Aim of the exercise - Wherever the string "selected" appears in a line, extract that line.

════════════════

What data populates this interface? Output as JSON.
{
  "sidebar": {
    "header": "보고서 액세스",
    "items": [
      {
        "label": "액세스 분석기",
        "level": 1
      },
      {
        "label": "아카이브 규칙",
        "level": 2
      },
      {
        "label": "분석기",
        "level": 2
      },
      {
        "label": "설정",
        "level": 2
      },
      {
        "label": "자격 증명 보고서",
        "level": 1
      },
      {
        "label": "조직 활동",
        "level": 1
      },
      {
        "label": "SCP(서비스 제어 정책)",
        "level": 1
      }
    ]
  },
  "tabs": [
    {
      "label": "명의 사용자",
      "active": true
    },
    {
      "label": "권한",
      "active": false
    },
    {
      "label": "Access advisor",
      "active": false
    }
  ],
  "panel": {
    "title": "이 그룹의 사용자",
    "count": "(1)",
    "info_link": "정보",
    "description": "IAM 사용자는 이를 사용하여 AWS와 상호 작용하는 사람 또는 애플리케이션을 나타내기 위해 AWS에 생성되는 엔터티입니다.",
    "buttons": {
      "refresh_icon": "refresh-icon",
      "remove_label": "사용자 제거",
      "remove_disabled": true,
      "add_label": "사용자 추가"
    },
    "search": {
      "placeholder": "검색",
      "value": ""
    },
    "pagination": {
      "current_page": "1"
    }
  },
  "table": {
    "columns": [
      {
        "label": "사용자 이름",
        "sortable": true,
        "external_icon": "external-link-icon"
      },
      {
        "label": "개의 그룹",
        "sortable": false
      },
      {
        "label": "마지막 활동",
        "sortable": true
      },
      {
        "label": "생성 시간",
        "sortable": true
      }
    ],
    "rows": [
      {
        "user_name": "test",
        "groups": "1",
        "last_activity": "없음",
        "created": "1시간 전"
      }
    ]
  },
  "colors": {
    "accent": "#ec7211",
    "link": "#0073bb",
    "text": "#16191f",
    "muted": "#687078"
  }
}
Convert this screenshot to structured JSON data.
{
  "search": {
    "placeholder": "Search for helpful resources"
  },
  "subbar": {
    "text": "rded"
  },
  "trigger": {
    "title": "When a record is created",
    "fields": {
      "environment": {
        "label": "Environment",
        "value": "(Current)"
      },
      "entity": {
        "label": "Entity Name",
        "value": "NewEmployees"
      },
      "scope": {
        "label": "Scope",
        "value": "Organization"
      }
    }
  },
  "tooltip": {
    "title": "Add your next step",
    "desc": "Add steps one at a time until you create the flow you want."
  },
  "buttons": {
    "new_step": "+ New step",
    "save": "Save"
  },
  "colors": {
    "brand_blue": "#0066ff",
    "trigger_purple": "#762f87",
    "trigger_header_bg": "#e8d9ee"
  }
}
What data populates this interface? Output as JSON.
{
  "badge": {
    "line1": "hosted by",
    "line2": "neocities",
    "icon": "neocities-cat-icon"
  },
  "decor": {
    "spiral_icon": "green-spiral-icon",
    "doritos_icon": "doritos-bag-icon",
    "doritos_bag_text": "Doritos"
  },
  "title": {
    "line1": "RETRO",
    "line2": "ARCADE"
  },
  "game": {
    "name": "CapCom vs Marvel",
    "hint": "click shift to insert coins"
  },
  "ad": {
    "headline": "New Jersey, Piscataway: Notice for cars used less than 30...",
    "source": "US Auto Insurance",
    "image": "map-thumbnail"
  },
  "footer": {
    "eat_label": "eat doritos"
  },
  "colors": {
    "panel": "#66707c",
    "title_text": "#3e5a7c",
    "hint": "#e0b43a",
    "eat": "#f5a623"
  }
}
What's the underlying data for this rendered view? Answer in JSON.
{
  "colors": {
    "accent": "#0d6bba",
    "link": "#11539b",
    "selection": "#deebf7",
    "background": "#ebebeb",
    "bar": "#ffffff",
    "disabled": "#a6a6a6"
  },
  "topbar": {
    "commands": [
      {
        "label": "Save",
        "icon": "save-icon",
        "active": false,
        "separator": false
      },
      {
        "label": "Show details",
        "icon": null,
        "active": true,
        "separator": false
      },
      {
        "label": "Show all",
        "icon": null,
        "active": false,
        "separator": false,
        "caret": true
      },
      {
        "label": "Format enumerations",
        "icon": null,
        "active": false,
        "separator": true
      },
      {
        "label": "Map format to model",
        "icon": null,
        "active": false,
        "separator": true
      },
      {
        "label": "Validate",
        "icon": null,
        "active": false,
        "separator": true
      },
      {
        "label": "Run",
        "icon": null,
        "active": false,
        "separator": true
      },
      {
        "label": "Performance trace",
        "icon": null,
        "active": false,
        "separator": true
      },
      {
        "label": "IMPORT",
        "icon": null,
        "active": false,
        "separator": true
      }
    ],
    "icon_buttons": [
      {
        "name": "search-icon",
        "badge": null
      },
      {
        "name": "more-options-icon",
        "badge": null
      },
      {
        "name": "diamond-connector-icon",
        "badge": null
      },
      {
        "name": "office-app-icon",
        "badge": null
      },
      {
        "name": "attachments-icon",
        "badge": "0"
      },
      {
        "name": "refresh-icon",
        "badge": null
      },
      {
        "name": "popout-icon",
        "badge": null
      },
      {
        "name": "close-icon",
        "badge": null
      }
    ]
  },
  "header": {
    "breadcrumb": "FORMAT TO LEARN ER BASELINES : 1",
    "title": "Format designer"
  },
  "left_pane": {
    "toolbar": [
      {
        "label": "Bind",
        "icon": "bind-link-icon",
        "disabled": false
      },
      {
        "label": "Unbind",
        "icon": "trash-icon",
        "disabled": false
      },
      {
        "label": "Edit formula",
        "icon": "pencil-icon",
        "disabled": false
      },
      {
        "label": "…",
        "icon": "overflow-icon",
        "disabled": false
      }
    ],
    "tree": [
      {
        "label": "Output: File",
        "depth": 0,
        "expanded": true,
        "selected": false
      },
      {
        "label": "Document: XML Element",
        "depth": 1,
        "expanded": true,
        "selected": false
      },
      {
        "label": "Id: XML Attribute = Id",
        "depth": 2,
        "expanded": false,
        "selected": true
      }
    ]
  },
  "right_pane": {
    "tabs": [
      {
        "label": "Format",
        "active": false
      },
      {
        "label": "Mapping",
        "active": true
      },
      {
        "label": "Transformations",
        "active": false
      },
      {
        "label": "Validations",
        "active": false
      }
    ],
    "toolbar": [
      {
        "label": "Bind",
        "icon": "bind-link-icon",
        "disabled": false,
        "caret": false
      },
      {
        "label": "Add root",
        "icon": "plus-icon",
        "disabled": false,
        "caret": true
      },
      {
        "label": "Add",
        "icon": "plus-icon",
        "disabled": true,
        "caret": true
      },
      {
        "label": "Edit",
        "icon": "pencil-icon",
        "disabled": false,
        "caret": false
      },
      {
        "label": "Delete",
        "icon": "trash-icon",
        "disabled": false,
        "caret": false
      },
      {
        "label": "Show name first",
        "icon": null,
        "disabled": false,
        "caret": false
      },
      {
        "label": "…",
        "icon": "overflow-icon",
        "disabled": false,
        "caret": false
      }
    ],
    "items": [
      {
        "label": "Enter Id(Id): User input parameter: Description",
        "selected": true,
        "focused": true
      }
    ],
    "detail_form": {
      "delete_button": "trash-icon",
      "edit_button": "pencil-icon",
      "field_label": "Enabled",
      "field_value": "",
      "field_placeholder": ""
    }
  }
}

════════════════

Task response -
        "selected": false
        "selected": false
        "selected": true
        "selected": true,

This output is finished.